## Source records
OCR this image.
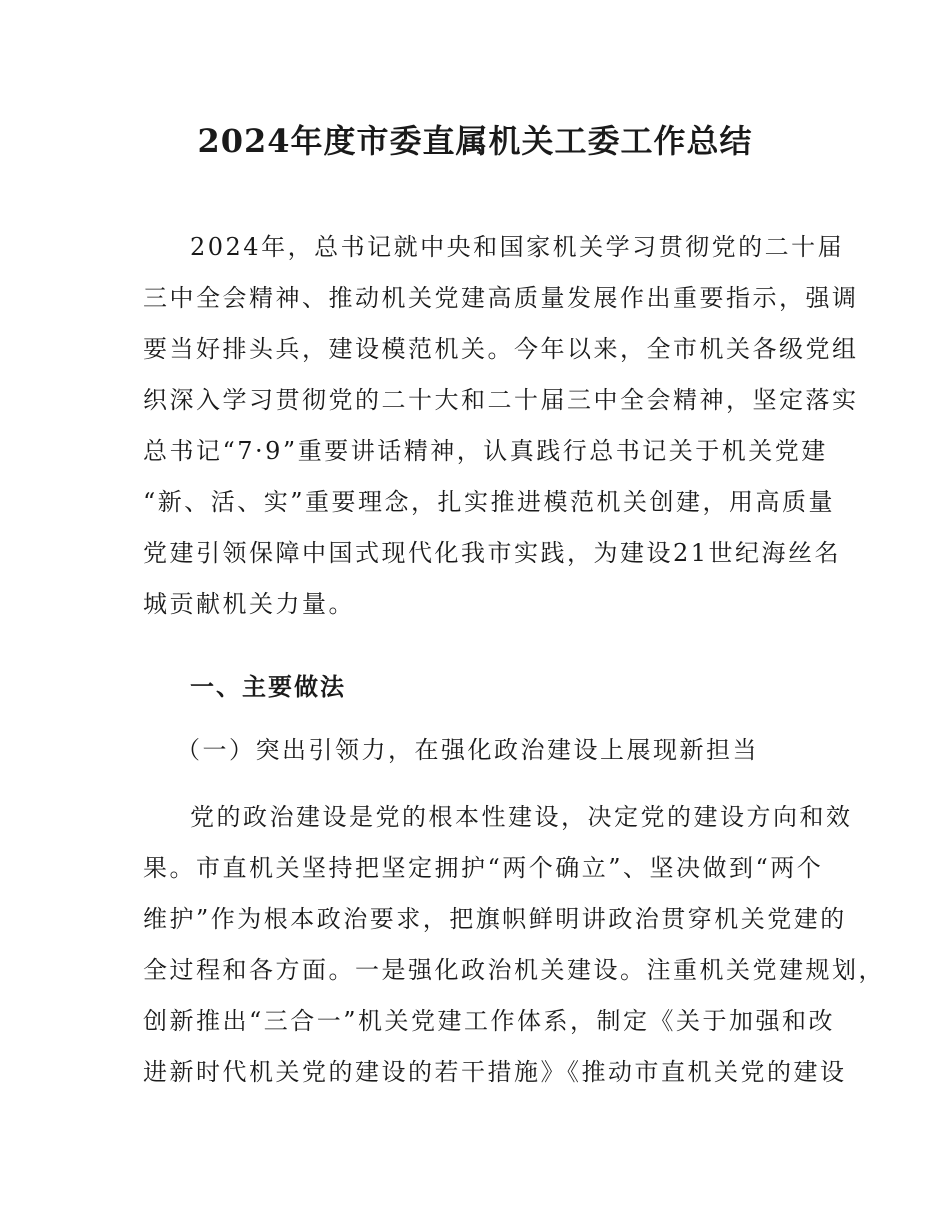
2024年度市委直属机关工委工作总结
2024年，总书记就中央和国家机关学习贯彻党的二十届
三中全会精神、推动机关党建高质量发展作出重要指示，强调
要当好排头兵，建设模范机关。今年以来，全市机关各级党组
织深入学习贯彻党的二十大和二十届三中全会精神，坚定落实
总书记“7·9”重要讲话精神，认真践行总书记关于机关党建
“新、活、实”重要理念，扎实推进模范机关创建，用高质量
党建引领保障中国式现代化我市实践，为建设21世纪海丝名
城贡献机关力量。
一、主要做法
（一）突出引领力，在强化政治建设上展现新担当
党的政治建设是党的根本性建设，决定党的建设方向和效
果。市直机关坚持把坚定拥护“两个确立”、坚决做到“两个
维护”作为根本政治要求，把旗帜鲜明讲政治贯穿机关党建的
全过程和各方面。一是强化政治机关建设。注重机关党建规划，
创新推出“三合一”机关党建工作体系，制定《关于加强和改
进新时代机关党的建设的若干措施》《推动市直机关党的建设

## Prompt
Without the pictures, retype the whole of the material above exactly.

## Response to this exercise
OCR this image.
2024年度市委直属机关工委工作总结
2024年，总书记就中央和国家机关学习贯彻党的二十届
三中全会精神、推动机关党建高质量发展作出重要指示，强调
要当好排头兵，建设模范机关。今年以来，全市机关各级党组
织深入学习贯彻党的二十大和二十届三中全会精神，坚定落实
总书记“7·9”重要讲话精神，认真践行总书记关于机关党建
“新、活、实”重要理念，扎实推进模范机关创建，用高质量
党建引领保障中国式现代化我市实践，为建设21世纪海丝名
城贡献机关力量。
一、主要做法
（一）突出引领力，在强化政治建设上展现新担当
党的政治建设是党的根本性建设，决定党的建设方向和效
果。市直机关坚持把坚定拥护“两个确立”、坚决做到“两个
维护”作为根本政治要求，把旗帜鲜明讲政治贯穿机关党建的
全过程和各方面。一是强化政治机关建设。注重机关党建规划，
创新推出“三合一”机关党建工作体系，制定《关于加强和改
进新时代机关党的建设的若干措施》《推动市直机关党的建设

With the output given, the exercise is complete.